- Instructions to follow
Work out the number of lines in the records that include the word "Конечен"; reply with that number alone.

** Begin Stored data **

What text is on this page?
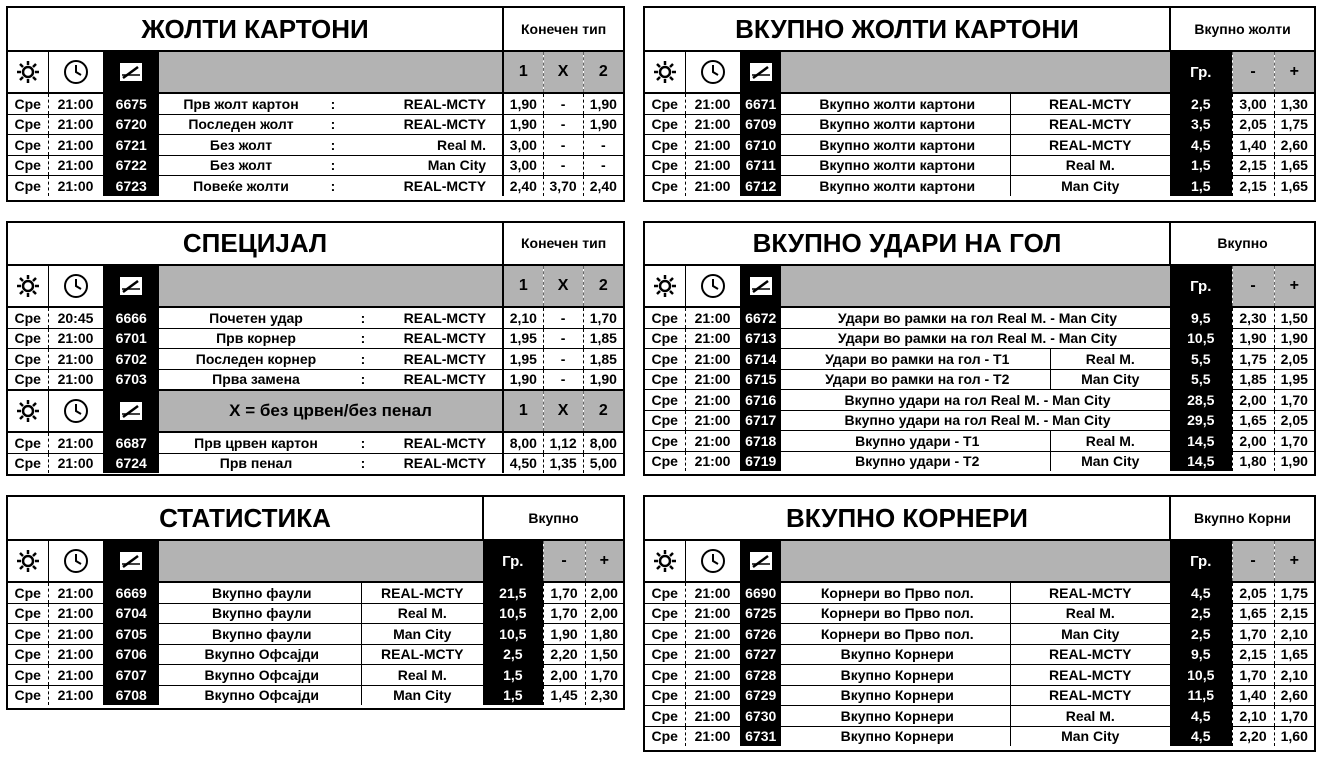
ЖОЛТИ КАРТОНИ						Конечен тип		

		1	X	2
Сре	21:00	6675	Прв жолт картон	:	REAL-MCTY	1,90	-	1,90
Сре	21:00	6720	Последен жолт	:	REAL-MCTY	1,90	-	1,90
Сре	21:00	6721	Без жолт	:	Real M.	3,00	-	-
Сре	21:00	6722	Без жолт	:	Man City	3,00	-	-
Сре	21:00	6723	Повеќе жолти	:	REAL-MCTY	2,40	3,70	2,40
ВКУПНО ЖОЛТИ КАРТОНИ					Вкупно жолти		

		Гр.	-	+
Сре	21:00	6671	Вкупно жолти картони	REAL-MCTY	2,5	3,00	1,30
Сре	21:00	6709	Вкупно жолти картони	REAL-MCTY	3,5	2,05	1,75
Сре	21:00	6710	Вкупно жолти картони	REAL-MCTY	4,5	1,40	2,60
Сре	21:00	6711	Вкупно жолти картони	Real M.	1,5	2,15	1,65
Сре	21:00	6712	Вкупно жолти картони	Man City	1,5	2,15	1,65
СПЕЦИЈАЛ						Конечен тип		

		1	X	2
Сре	20:45	6666	Почетен удар	:	REAL-MCTY	2,10	-	1,70
Сре	21:00	6701	Прв корнер	:	REAL-MCTY	1,95	-	1,85
Сре	21:00	6702	Последен корнер	:	REAL-MCTY	1,95	-	1,85
Сре	21:00	6703	Прва замена	:	REAL-MCTY	1,90	-	1,90

	X = без црвен/без пенал			1	X	2
Сре	21:00	6687	Прв црвен картон	:	REAL-MCTY	8,00	1,12	8,00
Сре	21:00	6724	Прв пенал	:	REAL-MCTY	4,50	1,35	5,00
ВКУПНО УДАРИ НА ГОЛ					Вкупно		

		Гр.	-	+
Сре	21:00	6672	Удари во рамки на гол Real M. - Man City		9,5	2,30	1,50
Сре	21:00	6713	Удари во рамки на гол Real M. - Man City		10,5	1,90	1,90
Сре	21:00	6714	Удари во рамки на гол - Т1	Real M.	5,5	1,75	2,05
Сре	21:00	6715	Удари во рамки на гол - Т2	Man City	5,5	1,85	1,95
Сре	21:00	6716	Вкупно удари на гол Real M. - Man City		28,5	2,00	1,70
Сре	21:00	6717	Вкупно удари на гол Real M. - Man City		29,5	1,65	2,05
Сре	21:00	6718	Вкупно удари - Т1	Real M.	14,5	2,00	1,70
Сре	21:00	6719	Вкупно удари - Т2	Man City	14,5	1,80	1,90
СТАТИСТИКА					Вкупно		

		Гр.	-	+
Сре	21:00	6669	Вкупно фаули	REAL-MCTY	21,5	1,70	2,00
Сре	21:00	6704	Вкупно фаули	Real M.	10,5	1,70	2,00
Сре	21:00	6705	Вкупно фаули	Man City	10,5	1,90	1,80
Сре	21:00	6706	Вкупно Офсајди	REAL-MCTY	2,5	2,20	1,50
Сре	21:00	6707	Вкупно Офсајди	Real M.	1,5	2,00	1,70
Сре	21:00	6708	Вкупно Офсајди	Man City	1,5	1,45	2,30
ВКУПНО КОРНЕРИ					Вкупно Корни		

		Гр.	-	+
Сре	21:00	6690	Корнери во Прво пол.	REAL-MCTY	4,5	2,05	1,75
Сре	21:00	6725	Корнери во Прво пол.	Real M.	2,5	1,65	2,15
Сре	21:00	6726	Корнери во Прво пол.	Man City	2,5	1,70	2,10
Сре	21:00	6727	Вкупно Корнери	REAL-MCTY	9,5	2,15	1,65
Сре	21:00	6728	Вкупно Корнери	REAL-MCTY	10,5	1,70	2,10
Сре	21:00	6729	Вкупно Корнери	REAL-MCTY	11,5	1,40	2,60
Сре	21:00	6730	Вкупно Корнери	Real M.	4,5	2,10	1,70
Сре	21:00	6731	Вкупно Корнери	Man City	4,5	2,20	1,60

** End Stored data **

- Output of the exercise
2